[START OF The records]

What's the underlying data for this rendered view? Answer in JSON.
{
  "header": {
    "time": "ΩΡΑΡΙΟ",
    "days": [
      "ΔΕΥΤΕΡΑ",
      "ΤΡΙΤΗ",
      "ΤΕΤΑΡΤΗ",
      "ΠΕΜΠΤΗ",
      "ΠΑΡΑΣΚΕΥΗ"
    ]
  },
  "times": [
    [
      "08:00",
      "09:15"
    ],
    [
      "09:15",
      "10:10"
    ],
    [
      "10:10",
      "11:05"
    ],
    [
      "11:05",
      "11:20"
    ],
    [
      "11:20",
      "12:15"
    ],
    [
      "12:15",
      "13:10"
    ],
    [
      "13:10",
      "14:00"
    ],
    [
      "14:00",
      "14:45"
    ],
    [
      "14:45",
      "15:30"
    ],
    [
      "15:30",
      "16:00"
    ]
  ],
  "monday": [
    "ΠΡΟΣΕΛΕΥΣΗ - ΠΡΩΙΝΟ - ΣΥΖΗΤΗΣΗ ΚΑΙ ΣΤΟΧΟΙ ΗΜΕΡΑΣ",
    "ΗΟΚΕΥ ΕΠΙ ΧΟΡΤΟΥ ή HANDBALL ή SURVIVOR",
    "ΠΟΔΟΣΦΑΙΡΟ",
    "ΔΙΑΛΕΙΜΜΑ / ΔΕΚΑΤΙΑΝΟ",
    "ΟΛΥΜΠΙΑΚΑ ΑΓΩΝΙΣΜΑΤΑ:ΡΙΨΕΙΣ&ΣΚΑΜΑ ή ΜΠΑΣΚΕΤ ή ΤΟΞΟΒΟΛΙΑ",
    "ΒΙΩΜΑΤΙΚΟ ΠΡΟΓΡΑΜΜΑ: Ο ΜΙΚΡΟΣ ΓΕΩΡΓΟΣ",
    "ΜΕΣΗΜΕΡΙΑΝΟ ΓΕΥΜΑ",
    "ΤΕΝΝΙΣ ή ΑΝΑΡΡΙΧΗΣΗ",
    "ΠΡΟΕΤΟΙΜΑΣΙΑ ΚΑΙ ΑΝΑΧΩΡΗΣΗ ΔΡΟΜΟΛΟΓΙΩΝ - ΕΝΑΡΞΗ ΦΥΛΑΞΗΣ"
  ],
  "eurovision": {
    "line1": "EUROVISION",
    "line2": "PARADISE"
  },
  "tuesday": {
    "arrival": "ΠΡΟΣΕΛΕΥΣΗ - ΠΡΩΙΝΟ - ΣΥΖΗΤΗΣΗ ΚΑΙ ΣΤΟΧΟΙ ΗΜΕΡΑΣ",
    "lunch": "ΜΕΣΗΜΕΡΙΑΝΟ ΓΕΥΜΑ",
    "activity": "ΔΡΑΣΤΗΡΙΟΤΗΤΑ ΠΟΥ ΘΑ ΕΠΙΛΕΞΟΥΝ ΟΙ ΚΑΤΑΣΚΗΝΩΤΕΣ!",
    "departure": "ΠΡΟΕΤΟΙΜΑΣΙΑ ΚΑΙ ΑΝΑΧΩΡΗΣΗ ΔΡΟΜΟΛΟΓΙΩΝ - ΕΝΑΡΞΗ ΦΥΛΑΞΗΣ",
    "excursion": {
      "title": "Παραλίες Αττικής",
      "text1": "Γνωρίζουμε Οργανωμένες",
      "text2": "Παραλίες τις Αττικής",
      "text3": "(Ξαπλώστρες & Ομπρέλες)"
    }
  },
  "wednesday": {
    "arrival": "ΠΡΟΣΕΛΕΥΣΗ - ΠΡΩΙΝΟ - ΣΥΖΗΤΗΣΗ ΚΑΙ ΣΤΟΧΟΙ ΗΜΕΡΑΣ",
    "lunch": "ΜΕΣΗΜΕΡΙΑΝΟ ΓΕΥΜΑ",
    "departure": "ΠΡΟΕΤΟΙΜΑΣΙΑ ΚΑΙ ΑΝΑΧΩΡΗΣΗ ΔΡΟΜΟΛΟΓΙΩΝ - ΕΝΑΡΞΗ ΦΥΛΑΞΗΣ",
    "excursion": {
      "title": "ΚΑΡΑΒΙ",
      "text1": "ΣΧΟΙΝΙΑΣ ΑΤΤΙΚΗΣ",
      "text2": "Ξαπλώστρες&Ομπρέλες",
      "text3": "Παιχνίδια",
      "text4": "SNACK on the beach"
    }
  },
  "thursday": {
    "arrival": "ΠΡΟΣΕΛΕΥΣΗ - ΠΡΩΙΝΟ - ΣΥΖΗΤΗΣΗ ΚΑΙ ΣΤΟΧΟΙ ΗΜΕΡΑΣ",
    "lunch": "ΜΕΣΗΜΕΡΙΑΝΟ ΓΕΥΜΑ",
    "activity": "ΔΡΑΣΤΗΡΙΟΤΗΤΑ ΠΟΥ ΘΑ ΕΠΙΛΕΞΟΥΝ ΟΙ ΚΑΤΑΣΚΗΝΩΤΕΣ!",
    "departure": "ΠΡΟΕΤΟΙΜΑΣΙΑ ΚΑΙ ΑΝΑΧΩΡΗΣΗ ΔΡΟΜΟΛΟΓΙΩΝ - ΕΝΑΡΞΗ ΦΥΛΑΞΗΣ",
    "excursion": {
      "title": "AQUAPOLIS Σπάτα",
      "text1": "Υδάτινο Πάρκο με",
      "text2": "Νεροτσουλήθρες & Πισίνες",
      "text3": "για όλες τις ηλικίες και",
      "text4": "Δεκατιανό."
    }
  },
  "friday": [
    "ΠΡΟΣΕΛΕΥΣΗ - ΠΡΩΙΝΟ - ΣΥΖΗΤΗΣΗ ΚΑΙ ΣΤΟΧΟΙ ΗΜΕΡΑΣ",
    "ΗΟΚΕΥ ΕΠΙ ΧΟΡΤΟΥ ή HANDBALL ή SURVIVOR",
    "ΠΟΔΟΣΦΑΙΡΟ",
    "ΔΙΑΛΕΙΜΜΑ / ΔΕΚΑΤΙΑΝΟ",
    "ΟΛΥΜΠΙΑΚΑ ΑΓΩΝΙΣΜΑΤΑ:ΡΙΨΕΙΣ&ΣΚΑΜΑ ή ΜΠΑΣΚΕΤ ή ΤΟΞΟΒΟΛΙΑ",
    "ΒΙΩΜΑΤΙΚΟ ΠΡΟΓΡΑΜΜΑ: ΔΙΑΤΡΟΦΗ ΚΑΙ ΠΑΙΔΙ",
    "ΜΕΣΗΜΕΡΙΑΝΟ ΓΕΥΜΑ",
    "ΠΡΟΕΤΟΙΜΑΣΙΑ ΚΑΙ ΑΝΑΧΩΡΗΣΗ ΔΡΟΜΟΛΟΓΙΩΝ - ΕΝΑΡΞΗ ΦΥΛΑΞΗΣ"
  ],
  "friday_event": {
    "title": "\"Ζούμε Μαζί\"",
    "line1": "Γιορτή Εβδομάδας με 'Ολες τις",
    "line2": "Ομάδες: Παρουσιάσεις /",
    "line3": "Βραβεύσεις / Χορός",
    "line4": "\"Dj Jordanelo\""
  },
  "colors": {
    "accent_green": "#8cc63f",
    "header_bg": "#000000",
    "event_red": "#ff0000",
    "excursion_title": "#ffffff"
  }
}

[END OF The records]
[START OF The records]

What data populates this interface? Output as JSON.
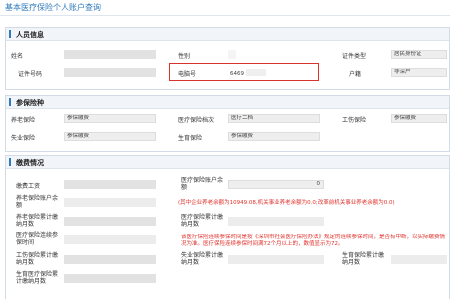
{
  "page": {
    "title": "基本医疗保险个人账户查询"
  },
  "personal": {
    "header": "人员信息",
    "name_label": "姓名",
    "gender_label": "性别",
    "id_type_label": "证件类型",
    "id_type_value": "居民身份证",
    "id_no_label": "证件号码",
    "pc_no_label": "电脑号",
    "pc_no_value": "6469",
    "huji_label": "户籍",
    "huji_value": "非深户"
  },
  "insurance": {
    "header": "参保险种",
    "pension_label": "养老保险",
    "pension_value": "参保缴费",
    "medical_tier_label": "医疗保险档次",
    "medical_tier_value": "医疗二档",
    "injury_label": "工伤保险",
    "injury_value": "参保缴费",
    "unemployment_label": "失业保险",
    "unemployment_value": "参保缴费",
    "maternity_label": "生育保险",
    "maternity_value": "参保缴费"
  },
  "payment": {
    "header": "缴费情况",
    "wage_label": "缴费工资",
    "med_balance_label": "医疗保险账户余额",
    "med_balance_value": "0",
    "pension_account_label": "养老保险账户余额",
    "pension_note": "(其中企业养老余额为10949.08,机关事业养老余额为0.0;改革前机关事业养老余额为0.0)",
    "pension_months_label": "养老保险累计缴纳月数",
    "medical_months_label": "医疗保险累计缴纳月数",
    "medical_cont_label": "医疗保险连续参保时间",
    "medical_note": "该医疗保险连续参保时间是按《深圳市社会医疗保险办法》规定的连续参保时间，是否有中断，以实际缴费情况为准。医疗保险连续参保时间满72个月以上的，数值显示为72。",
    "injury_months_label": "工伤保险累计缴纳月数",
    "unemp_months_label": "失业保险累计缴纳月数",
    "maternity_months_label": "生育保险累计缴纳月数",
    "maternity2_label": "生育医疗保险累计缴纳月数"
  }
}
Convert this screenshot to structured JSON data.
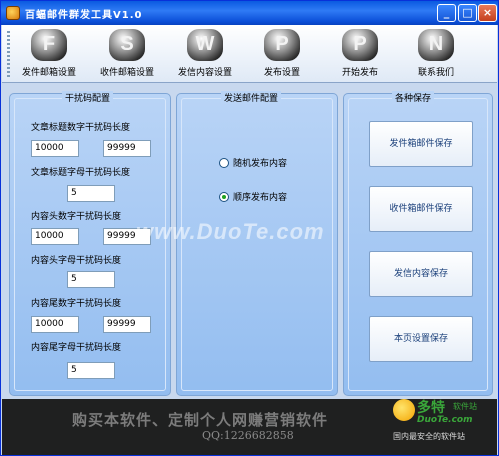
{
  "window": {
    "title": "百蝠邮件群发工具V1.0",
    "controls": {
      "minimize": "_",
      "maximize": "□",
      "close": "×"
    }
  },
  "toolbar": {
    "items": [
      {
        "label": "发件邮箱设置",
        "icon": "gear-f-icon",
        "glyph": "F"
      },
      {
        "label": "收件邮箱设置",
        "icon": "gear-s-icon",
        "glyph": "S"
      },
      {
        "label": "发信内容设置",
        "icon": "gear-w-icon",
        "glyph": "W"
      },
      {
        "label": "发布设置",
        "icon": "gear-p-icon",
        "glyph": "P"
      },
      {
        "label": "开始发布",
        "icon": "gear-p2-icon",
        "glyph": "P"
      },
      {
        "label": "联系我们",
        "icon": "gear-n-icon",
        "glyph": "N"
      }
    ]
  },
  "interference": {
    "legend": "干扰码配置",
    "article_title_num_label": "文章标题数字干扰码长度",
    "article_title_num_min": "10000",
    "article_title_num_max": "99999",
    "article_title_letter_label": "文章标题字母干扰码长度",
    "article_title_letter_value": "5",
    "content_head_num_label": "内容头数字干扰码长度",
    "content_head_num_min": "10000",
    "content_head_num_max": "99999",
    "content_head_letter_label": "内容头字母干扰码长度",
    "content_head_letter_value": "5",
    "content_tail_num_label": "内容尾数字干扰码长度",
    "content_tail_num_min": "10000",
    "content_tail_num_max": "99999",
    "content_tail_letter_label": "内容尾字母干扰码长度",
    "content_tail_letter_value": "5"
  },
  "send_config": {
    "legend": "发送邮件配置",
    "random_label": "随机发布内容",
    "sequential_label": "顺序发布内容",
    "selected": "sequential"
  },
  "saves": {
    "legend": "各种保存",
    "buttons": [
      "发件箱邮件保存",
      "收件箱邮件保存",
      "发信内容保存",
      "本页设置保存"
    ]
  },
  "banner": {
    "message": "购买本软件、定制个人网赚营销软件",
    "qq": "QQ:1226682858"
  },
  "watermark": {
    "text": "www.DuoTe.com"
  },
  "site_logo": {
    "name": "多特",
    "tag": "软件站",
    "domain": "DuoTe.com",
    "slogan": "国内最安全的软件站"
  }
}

[END OF The records]

Challenge: Which lines contain the word "Παραλίες"? Return each of them.

Written response:
      "title": "Παραλίες Αττικής",
      "text2": "Παραλίες τις Αττικής",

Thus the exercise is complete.